_Exercise_
Which lines hold the word "Koniec"? Show each of them.

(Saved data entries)
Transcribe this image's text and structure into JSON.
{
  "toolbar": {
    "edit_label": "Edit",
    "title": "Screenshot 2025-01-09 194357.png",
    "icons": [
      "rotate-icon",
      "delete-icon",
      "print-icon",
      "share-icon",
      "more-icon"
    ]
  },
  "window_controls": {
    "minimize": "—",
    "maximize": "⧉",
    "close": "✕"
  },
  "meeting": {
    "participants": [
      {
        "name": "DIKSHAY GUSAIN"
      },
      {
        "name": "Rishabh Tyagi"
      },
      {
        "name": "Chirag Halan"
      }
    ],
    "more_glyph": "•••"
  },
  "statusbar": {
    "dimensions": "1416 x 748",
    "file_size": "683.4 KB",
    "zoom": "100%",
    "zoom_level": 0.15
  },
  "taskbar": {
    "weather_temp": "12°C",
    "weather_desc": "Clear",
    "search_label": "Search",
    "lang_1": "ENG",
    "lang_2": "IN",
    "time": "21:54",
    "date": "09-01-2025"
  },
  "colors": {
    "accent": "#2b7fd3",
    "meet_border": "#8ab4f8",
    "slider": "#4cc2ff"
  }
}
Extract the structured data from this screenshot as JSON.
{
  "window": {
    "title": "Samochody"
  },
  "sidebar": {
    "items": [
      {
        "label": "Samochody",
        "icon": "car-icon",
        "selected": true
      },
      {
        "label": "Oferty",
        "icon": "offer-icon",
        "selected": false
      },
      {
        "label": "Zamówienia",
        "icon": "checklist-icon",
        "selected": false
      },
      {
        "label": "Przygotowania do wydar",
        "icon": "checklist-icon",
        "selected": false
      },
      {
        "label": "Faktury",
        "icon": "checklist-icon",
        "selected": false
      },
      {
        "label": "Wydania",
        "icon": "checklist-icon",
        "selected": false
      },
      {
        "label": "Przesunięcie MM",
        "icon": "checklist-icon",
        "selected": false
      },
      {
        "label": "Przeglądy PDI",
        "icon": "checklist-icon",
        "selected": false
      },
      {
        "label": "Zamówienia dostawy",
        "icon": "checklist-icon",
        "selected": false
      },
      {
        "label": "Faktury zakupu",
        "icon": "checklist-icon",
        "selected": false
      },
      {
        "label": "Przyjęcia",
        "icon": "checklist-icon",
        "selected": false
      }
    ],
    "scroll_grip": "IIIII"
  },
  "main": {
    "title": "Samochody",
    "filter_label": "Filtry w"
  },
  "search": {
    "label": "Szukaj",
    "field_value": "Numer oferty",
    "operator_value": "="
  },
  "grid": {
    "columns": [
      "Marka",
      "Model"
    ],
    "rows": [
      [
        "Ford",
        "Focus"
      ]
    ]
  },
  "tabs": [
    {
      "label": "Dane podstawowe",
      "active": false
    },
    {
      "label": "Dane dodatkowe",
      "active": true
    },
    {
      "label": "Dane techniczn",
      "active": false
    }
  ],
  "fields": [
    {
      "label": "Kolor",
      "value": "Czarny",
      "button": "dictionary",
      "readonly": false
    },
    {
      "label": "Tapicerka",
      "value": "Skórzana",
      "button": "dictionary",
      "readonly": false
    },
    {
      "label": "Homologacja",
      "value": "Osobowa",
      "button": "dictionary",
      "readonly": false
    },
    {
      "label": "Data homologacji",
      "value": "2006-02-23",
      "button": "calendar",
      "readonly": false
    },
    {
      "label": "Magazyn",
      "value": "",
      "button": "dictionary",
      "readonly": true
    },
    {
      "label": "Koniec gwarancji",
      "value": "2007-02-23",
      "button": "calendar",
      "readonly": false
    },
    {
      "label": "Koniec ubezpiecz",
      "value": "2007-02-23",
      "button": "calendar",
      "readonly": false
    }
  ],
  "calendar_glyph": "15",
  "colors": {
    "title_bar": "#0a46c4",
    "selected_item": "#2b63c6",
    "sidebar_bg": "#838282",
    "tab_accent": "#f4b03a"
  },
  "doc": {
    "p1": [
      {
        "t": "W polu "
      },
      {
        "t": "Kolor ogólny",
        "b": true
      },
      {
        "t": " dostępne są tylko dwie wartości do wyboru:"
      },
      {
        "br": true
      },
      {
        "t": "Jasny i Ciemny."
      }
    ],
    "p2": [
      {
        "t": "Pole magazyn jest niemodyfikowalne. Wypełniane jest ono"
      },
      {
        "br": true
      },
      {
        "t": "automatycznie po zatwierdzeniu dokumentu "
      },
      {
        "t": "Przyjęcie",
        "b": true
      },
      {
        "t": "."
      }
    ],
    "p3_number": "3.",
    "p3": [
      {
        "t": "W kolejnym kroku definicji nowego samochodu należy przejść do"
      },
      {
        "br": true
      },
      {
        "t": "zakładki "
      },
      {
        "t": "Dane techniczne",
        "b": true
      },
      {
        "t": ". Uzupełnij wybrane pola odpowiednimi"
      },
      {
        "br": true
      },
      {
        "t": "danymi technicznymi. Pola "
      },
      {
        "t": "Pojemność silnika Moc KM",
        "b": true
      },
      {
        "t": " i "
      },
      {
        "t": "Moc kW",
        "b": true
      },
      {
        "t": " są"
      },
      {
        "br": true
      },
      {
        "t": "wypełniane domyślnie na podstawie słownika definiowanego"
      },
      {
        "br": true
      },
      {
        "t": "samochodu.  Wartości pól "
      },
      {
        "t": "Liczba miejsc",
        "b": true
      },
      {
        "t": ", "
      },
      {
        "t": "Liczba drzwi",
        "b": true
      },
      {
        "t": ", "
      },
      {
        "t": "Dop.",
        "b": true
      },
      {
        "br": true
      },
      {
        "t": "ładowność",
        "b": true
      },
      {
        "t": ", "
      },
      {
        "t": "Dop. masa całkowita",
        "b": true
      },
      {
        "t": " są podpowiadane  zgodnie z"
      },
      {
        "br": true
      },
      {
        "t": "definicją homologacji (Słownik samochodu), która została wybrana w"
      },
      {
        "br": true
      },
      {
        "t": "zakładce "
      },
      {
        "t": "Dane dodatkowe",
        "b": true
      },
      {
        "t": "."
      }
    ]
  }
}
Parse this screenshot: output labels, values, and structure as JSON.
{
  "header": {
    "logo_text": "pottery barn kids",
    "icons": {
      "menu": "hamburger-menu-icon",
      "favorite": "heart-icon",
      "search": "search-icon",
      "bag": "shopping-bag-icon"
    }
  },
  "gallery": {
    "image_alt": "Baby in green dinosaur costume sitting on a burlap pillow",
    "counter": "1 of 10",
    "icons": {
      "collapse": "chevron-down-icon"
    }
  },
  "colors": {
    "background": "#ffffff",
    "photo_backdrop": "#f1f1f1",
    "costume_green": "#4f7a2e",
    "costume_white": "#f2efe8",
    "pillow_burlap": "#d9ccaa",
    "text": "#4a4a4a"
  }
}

_Written answer_
      "label": "Koniec gwarancji",
      "label": "Koniec ubezpiecz",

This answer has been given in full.